• [What is needed]
Draw out every line with the word "admixture" from the listing below.

• [Records to process]
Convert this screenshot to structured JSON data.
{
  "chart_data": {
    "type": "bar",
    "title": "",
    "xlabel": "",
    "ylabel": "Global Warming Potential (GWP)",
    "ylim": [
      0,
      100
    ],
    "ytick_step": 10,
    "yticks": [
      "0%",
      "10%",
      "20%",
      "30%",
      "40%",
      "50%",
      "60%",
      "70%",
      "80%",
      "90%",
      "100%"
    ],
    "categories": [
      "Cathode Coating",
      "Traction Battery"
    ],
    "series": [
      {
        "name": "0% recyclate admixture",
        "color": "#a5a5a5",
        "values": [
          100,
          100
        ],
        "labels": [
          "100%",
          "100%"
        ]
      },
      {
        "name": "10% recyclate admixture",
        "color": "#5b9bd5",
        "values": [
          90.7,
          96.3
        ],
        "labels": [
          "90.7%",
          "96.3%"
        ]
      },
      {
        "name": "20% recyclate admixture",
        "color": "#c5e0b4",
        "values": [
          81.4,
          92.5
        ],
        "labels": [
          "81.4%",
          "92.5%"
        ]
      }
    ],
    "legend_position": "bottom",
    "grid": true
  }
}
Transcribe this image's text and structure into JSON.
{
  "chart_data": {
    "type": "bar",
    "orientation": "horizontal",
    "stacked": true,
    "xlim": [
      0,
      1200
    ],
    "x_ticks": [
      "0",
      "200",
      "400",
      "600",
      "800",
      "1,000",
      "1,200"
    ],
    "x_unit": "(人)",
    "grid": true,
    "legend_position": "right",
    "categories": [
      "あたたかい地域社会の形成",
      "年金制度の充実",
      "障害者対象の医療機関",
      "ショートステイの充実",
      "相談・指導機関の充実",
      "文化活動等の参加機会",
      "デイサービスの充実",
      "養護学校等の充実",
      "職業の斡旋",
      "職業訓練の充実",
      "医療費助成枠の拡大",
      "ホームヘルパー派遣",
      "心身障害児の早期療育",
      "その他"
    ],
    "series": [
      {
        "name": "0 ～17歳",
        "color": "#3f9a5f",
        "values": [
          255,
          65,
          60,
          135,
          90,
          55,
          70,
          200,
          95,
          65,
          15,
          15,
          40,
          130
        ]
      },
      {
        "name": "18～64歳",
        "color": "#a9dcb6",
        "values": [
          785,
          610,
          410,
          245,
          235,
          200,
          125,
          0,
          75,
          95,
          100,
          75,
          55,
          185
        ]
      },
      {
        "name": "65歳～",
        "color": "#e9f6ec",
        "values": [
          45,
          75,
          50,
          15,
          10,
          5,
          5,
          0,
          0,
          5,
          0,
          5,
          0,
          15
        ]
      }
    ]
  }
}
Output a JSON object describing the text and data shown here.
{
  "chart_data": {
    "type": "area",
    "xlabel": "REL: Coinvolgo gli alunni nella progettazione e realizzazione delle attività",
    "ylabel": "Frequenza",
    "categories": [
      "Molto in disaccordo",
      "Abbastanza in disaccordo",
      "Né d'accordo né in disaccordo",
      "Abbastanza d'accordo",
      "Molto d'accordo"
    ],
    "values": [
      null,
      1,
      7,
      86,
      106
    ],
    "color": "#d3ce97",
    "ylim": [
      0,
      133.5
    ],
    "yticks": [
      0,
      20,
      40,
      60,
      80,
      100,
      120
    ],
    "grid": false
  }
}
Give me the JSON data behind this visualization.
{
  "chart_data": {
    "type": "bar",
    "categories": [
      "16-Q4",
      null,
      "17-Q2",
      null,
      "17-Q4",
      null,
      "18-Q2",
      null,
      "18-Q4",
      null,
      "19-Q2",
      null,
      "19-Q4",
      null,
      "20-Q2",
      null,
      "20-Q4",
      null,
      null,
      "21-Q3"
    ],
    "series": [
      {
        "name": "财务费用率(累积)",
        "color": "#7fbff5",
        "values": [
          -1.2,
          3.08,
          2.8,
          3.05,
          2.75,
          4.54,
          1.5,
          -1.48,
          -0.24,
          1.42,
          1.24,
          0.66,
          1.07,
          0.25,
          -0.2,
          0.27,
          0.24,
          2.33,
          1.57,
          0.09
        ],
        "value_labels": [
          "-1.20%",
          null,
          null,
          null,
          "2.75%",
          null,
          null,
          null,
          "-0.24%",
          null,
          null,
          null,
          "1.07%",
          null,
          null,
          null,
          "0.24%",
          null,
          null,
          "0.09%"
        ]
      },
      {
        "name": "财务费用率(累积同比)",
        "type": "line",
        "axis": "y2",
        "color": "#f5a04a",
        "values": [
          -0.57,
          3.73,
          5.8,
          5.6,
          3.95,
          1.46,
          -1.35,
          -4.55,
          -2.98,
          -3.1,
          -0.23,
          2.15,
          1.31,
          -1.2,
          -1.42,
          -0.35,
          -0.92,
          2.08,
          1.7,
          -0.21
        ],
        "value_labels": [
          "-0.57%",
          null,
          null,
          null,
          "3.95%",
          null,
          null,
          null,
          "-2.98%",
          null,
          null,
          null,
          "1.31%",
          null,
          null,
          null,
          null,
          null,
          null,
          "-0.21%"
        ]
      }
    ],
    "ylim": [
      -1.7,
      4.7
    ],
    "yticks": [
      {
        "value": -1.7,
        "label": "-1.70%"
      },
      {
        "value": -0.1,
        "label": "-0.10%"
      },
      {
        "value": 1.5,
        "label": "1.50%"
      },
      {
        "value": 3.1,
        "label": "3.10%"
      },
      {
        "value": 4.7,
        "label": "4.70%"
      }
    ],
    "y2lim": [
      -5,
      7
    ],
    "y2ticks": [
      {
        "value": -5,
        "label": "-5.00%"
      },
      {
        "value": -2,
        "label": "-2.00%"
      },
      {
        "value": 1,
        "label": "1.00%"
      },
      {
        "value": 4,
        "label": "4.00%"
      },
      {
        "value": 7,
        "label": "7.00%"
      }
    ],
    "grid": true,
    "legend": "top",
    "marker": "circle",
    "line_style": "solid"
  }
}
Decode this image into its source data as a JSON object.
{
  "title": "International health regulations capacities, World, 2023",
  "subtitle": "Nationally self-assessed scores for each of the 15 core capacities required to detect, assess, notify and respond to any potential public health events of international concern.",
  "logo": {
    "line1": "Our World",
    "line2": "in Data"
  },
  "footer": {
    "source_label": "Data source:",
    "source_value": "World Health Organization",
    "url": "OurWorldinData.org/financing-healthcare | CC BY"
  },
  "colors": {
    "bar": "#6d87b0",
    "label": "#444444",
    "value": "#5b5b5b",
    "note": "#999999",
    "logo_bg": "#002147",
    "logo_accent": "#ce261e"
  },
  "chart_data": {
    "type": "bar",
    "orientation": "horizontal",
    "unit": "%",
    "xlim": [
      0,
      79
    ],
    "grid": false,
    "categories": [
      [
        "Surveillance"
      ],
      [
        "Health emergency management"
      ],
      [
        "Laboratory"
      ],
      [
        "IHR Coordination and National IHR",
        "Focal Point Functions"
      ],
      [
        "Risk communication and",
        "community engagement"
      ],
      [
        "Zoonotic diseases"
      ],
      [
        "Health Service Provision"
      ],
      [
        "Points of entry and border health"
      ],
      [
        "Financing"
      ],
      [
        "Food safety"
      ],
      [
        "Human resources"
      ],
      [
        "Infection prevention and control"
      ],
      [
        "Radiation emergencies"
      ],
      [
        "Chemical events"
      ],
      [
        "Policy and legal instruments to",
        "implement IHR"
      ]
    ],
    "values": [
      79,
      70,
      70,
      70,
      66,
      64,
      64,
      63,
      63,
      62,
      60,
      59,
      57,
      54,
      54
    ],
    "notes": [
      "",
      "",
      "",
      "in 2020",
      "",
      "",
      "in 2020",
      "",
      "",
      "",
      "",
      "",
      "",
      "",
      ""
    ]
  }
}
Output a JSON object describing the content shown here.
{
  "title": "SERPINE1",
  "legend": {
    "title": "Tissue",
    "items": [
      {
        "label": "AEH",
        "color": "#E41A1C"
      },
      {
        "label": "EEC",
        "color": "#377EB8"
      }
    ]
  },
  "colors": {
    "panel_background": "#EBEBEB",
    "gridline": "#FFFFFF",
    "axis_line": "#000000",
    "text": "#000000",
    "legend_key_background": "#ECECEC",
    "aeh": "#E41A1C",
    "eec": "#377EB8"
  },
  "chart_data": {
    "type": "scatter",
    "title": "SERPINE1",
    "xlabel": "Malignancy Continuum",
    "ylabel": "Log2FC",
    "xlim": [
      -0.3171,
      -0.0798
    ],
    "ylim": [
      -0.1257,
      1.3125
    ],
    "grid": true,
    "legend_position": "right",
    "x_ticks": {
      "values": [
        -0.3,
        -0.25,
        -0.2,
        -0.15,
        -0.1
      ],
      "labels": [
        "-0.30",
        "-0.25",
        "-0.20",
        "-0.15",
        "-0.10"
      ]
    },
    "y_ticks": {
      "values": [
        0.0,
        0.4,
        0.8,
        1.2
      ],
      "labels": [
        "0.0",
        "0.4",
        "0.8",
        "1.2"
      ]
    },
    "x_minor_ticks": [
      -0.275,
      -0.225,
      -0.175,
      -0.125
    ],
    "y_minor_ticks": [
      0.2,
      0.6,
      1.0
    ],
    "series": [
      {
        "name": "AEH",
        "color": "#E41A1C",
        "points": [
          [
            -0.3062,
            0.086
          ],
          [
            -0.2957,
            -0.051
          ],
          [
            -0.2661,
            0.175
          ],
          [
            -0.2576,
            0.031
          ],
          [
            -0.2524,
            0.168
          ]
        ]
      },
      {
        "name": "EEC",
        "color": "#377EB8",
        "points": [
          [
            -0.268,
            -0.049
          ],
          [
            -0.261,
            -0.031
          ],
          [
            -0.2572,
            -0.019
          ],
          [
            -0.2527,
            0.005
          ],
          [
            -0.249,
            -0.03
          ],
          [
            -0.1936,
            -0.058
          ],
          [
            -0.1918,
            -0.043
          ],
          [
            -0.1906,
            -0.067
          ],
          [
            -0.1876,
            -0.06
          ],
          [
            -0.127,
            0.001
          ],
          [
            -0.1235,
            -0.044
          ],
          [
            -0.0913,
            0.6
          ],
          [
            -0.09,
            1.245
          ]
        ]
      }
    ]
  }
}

• [Result for this exercise]
        "name": "0% recyclate admixture",
        "name": "10% recyclate admixture",
        "name": "20% recyclate admixture",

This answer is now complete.